----- RECORDS PROVIDED

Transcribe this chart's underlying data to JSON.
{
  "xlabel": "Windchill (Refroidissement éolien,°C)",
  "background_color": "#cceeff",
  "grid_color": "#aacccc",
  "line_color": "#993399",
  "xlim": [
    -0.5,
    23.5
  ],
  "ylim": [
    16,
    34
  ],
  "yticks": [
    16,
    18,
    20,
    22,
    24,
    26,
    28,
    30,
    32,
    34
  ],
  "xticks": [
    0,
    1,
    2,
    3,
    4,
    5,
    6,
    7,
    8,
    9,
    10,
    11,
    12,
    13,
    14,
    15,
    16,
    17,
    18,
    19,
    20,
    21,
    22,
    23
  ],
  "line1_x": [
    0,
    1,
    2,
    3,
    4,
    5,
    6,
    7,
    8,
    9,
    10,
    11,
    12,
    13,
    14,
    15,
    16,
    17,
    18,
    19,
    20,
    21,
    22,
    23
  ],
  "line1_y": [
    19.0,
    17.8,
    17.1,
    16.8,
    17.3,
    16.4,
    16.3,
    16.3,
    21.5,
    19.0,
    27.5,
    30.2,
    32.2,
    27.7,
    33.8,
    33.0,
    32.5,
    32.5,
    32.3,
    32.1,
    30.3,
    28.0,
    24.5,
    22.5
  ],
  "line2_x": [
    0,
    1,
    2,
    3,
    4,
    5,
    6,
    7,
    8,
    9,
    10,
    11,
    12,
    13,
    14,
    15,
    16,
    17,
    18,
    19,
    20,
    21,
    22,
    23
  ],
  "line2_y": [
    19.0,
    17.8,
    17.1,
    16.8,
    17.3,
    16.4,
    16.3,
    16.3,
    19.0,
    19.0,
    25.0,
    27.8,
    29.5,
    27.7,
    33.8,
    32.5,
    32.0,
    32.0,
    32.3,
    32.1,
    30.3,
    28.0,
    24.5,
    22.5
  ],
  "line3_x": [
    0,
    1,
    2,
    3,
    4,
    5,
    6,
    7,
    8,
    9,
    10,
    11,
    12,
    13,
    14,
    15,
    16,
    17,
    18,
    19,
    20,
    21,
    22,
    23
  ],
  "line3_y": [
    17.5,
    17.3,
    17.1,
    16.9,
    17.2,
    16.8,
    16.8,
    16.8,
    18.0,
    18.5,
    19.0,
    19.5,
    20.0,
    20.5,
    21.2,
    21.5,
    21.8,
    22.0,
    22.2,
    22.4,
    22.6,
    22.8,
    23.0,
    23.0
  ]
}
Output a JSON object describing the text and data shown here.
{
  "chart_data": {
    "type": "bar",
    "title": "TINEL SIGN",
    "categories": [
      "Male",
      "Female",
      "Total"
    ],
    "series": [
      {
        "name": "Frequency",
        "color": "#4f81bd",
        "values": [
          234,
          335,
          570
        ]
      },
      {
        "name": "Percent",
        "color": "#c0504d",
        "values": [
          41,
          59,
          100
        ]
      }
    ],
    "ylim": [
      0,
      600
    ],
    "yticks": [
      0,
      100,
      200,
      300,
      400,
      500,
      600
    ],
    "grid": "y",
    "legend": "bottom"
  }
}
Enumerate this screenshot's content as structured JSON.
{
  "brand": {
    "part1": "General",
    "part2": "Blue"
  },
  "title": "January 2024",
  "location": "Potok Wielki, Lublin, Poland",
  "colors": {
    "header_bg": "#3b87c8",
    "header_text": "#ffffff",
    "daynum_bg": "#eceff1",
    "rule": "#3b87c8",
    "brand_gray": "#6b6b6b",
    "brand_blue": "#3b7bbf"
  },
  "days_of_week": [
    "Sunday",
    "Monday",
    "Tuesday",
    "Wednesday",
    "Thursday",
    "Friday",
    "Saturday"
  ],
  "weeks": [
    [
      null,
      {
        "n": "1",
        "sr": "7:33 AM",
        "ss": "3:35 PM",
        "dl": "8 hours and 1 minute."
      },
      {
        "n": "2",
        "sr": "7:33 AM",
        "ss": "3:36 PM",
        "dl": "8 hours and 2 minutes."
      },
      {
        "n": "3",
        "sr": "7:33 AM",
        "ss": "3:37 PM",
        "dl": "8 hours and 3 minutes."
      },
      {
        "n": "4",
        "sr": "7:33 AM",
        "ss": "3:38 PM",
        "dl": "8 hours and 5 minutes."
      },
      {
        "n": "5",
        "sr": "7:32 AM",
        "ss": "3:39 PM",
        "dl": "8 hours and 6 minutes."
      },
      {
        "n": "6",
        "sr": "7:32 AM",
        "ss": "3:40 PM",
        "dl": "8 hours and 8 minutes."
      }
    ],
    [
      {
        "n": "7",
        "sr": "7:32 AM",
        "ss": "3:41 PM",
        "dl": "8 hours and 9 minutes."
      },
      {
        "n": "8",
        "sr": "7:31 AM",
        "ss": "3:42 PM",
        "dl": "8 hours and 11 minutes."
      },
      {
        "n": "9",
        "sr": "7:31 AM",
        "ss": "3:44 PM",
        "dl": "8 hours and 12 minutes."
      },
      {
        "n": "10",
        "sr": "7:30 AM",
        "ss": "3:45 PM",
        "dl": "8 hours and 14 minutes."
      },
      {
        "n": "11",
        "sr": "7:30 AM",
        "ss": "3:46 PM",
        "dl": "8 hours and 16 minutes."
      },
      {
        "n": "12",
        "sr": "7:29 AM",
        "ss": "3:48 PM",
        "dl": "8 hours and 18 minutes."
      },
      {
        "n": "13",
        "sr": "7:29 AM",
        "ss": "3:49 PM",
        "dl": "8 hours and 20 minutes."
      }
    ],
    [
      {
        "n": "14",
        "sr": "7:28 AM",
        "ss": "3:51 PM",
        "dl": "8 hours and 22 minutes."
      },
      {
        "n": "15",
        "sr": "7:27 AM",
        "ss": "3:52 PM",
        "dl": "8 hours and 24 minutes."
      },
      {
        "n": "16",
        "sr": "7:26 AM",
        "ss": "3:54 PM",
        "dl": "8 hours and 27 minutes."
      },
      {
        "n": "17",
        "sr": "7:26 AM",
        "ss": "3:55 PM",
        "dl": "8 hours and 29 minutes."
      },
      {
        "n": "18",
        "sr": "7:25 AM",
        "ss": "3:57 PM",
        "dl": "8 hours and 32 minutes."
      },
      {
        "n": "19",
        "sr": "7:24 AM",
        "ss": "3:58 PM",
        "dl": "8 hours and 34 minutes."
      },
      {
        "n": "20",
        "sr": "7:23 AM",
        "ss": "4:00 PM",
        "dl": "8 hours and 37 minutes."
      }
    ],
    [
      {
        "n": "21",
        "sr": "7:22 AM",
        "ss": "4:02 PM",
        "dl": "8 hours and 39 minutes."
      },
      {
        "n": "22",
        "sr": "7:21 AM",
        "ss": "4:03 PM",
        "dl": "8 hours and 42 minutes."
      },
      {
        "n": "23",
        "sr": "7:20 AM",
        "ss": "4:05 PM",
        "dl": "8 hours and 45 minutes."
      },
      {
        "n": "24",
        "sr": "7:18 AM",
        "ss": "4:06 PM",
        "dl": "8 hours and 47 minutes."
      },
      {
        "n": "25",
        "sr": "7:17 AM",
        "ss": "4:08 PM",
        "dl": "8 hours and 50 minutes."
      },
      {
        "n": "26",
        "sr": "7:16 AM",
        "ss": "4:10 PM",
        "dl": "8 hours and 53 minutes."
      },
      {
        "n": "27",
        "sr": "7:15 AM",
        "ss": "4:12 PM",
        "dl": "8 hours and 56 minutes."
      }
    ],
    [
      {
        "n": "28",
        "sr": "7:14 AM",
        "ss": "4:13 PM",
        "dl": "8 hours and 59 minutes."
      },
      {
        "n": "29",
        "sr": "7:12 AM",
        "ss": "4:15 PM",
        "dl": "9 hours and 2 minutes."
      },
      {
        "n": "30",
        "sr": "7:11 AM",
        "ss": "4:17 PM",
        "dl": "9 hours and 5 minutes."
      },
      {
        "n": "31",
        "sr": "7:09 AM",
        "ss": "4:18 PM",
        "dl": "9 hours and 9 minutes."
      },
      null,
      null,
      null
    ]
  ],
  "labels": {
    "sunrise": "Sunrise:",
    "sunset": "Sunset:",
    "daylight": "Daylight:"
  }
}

----------

▶ [GIVEN TASK]:
Pull out each line holding the string "JSON".

▶ [RESULT FOR THIS EXERCISE]:
Transcribe this chart's underlying data to JSON.
Output a JSON object describing the text and data shown here.
Enumerate this screenshot's content as structured JSON.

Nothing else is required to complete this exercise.